Extracted data entries:

"""

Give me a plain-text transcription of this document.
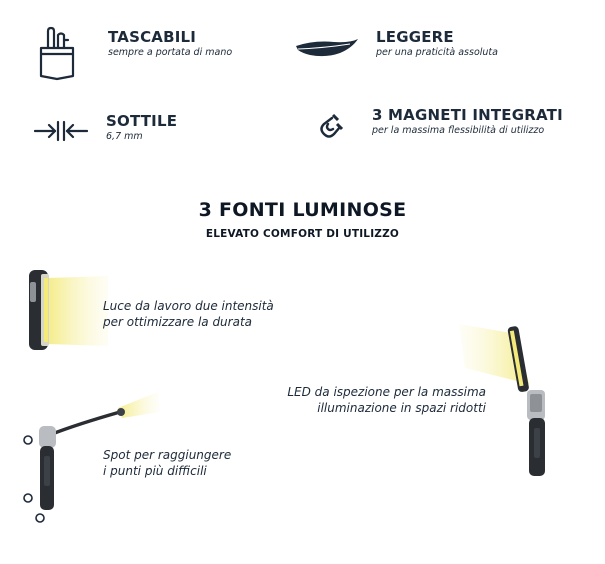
TASCABILI
sempre a portata di mano
LEGGERE
per una praticità assoluta
SOTTILE
6,7 mm
3 MAGNETI INTEGRATI
per la massima flessibilità di utilizzo
3 FONTI LUMINOSE
ELEVATO COMFORT DI UTILIZZO
Luce da lavoro due intensità
per ottimizzare la durata
LED da ispezione per la massima
illuminazione in spazi ridotti
Spot per raggiungere
i punti più difficili
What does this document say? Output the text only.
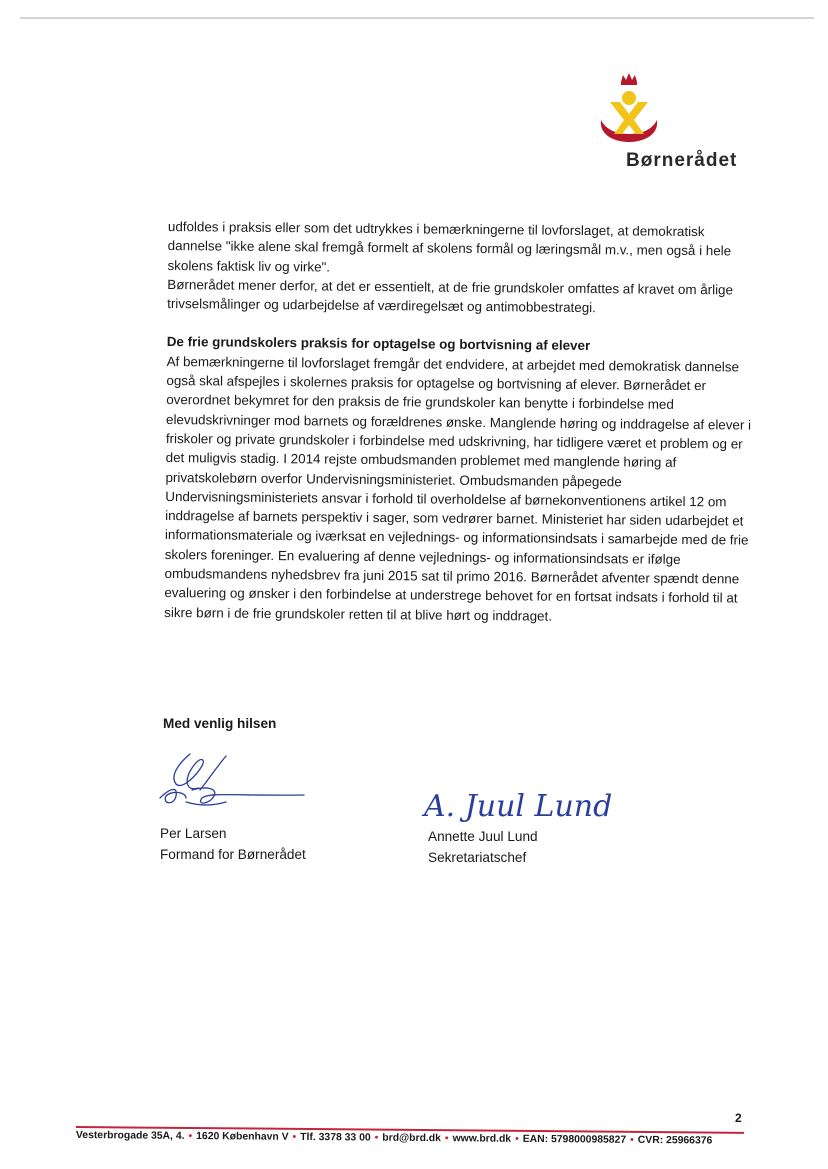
Børnerådet

udfoldes i praksis eller som det udtrykkes i bemærkningerne til lovforslaget, at demokratisk dannelse "ikke alene skal fremgå formelt af skolens formål og læringsmål m.v., men også i hele skolens faktisk liv og virke".

Børnerådet mener derfor, at det er essentielt, at de frie grundskoler omfattes af kravet om årlige trivselsmålinger og udarbejdelse af værdiregelsæt og antimobbestrategi.

De frie grundskolers praksis for optagelse og bortvisning af elever

Af bemærkningerne til lovforslaget fremgår det endvidere, at arbejdet med demokratisk dannelse også skal afspejles i skolernes praksis for optagelse og bortvisning af elever. Børnerådet er overordnet bekymret for den praksis de frie grundskoler kan benytte i forbindelse med elevudskrivninger mod barnets og forældrenes ønske. Manglende høring og inddragelse af elever i friskoler og private grundskoler i forbindelse med udskrivning, har tidligere været et problem og er det muligvis stadig. I 2014 rejste ombudsmanden problemet med manglende høring af privatskolebørn overfor Undervisningsministeriet. Ombudsmanden påpegede Undervisningsministeriets ansvar i forhold til overholdelse af børnekonventionens artikel 12 om inddragelse af barnets perspektiv i sager, som vedrører barnet. Ministeriet har siden udarbejdet et informationsmateriale og iværksat en vejlednings- og informationsindsats i samarbejde med de frie skolers foreninger. En evaluering af denne vejlednings- og informationsindsats er ifølge ombudsmandens nyhedsbrev fra juni 2015 sat til primo 2016. Børnerådet afventer spændt denne evaluering og ønsker i den forbindelse at understrege behovet for en fortsat indsats i forhold til at sikre børn i de frie grundskoler retten til at blive hørt og inddraget.

Med venlig hilsen
A. Juul Lund
Per Larsen
Formand for Børnerådet
Annette Juul Lund
Sekretariatschef
2
Vesterbrogade 35A, 4. • 1620 København V • Tlf. 3378 33 00 • brd@brd.dk • www.brd.dk • EAN: 5798000985827 • CVR: 25966376
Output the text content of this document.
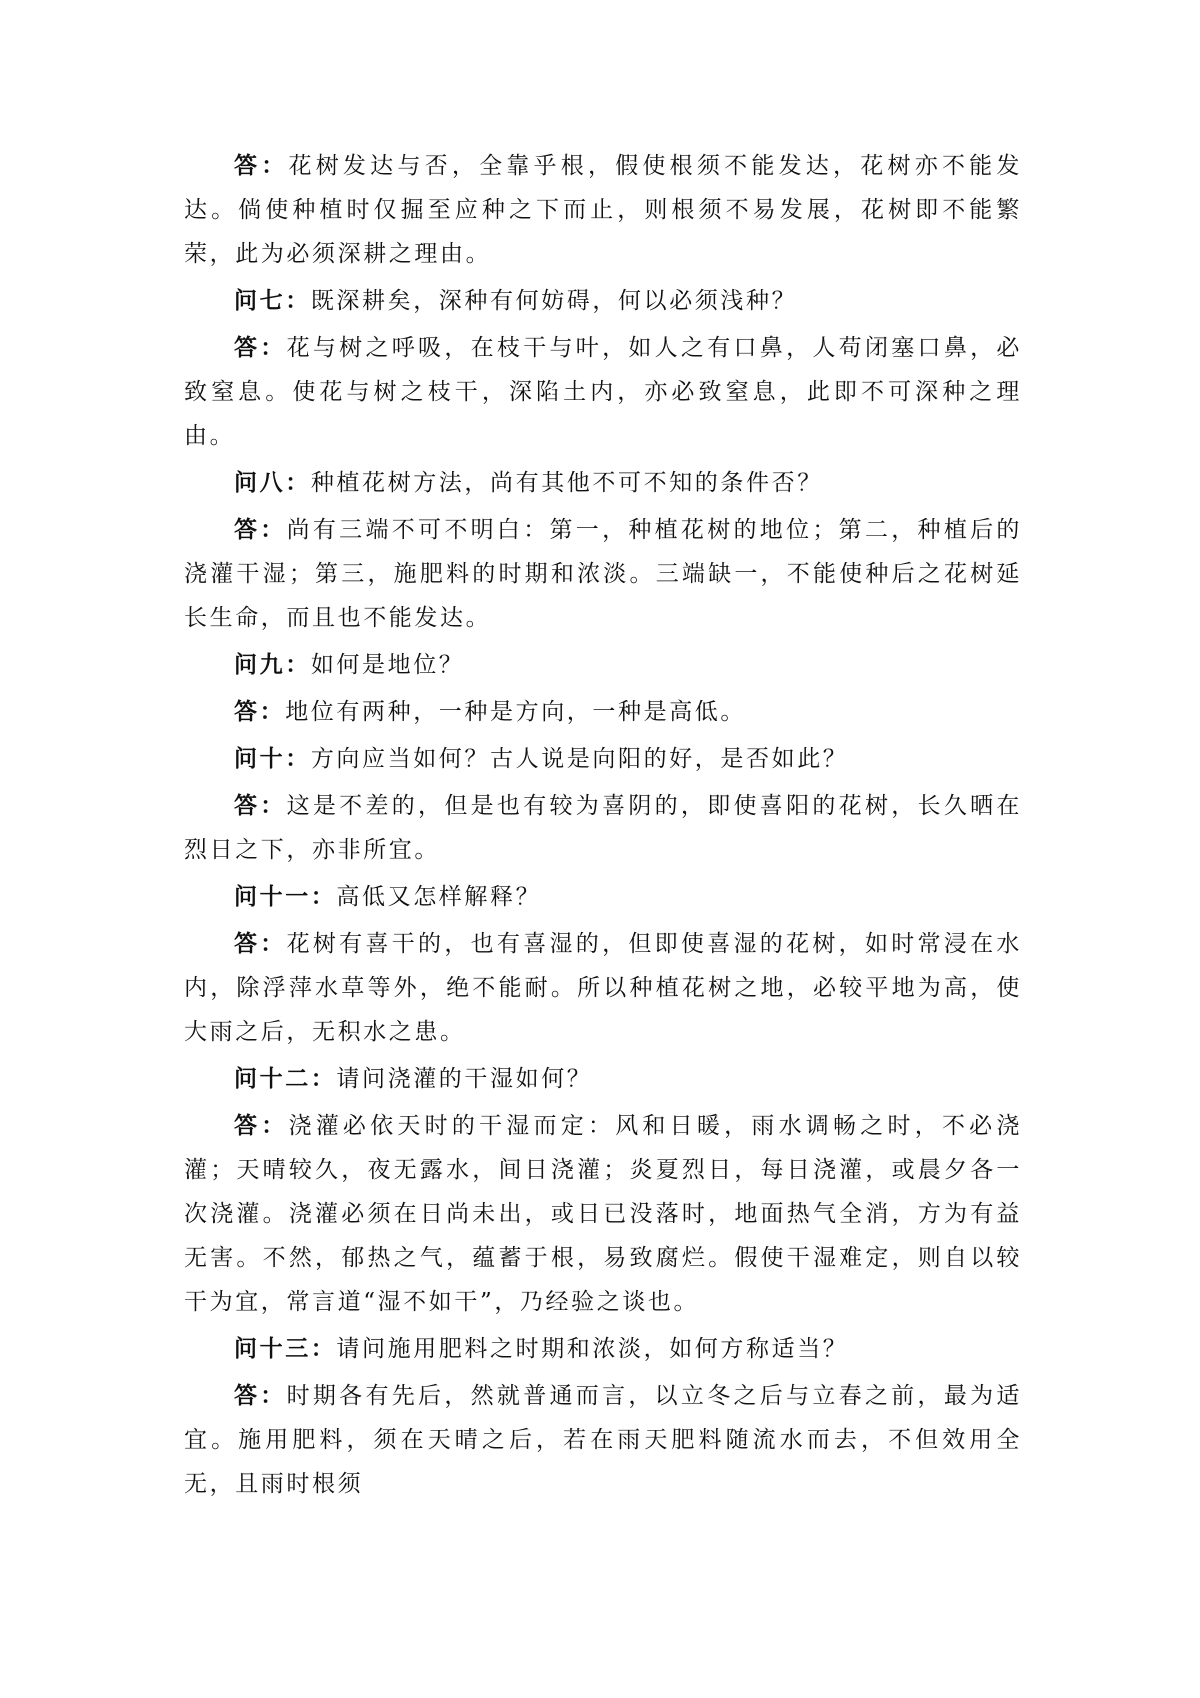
答：花树发达与否，全靠乎根，假使根须不能发达，花树亦不能发达。倘使种植时仅掘至应种之下而止，则根须不易发展，花树即不能繁荣，此为必须深耕之理由。

问七：既深耕矣，深种有何妨碍，何以必须浅种？

答：花与树之呼吸，在枝干与叶，如人之有口鼻，人苟闭塞口鼻，必致窒息。使花与树之枝干，深陷土内，亦必致窒息，此即不可深种之理由。

问八：种植花树方法，尚有其他不可不知的条件否？

答：尚有三端不可不明白：第一，种植花树的地位；第二，种植后的浇灌干湿；第三，施肥料的时期和浓淡。三端缺一，不能使种后之花树延长生命，而且也不能发达。

问九：如何是地位？

答：地位有两种，一种是方向，一种是高低。

问十：方向应当如何？古人说是向阳的好，是否如此？

答：这是不差的，但是也有较为喜阴的，即使喜阳的花树，长久晒在烈日之下，亦非所宜。

问十一：高低又怎样解释？

答：花树有喜干的，也有喜湿的，但即使喜湿的花树，如时常浸在水内，除浮萍水草等外，绝不能耐。所以种植花树之地，必较平地为高，使大雨之后，无积水之患。

问十二：请问浇灌的干湿如何？

答：浇灌必依天时的干湿而定：风和日暖，雨水调畅之时，不必浇灌；天晴较久，夜无露水，间日浇灌；炎夏烈日，每日浇灌，或晨夕各一次浇灌。浇灌必须在日尚未出，或日已没落时，地面热气全消，方为有益无害。不然，郁热之气，蕴蓄于根，易致腐烂。假使干湿难定，则自以较干为宜，常言道“湿不如干”，乃经验之谈也。

问十三：请问施用肥料之时期和浓淡，如何方称适当？

答：时期各有先后，然就普通而言，以立冬之后与立春之前，最为适宜。施用肥料，须在天晴之后，若在雨天肥料随流水而去，不但效用全无，且雨时根须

"""

Given request:
Pick out the lines above that hold the string "massima" and show them.

Complete output:
per la massima flessibilità di utilizzo
LED da ispezione per la massima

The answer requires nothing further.